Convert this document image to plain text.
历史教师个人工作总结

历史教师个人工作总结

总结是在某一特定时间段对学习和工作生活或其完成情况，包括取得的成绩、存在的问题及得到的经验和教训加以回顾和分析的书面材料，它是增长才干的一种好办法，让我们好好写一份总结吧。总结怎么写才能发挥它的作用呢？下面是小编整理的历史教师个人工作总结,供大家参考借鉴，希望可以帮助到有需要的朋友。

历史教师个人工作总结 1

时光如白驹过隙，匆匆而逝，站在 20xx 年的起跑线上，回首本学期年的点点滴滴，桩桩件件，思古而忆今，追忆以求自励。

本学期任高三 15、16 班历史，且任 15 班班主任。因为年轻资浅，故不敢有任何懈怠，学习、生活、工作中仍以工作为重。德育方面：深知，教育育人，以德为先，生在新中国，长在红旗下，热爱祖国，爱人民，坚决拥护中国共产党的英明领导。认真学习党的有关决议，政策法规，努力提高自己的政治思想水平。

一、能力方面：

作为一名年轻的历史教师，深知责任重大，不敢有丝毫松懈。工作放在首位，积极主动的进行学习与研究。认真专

***

* **GIVEN REQUEST**: Each record above should be output again exactly.

* **FULL RESPONSE**:
Convert this document image to plain text.
历史教师个人工作总结

历史教师个人工作总结

总结是在某一特定时间段对学习和工作生活或其完成情况，包括取得的成绩、存在的问题及得到的经验和教训加以回顾和分析的书面材料，它是增长才干的一种好办法，让我们好好写一份总结吧。总结怎么写才能发挥它的作用呢？下面是小编整理的历史教师个人工作总结,供大家参考借鉴，希望可以帮助到有需要的朋友。

历史教师个人工作总结 1

时光如白驹过隙，匆匆而逝，站在 20xx 年的起跑线上，回首本学期年的点点滴滴，桩桩件件，思古而忆今，追忆以求自励。

本学期任高三 15、16 班历史，且任 15 班班主任。因为年轻资浅，故不敢有任何懈怠，学习、生活、工作中仍以工作为重。德育方面：深知，教育育人，以德为先，生在新中国，长在红旗下，热爱祖国，爱人民，坚决拥护中国共产党的英明领导。认真学习党的有关决议，政策法规，努力提高自己的政治思想水平。

一、能力方面：

作为一名年轻的历史教师，深知责任重大，不敢有丝毫松懈。工作放在首位，积极主动的进行学习与研究。认真专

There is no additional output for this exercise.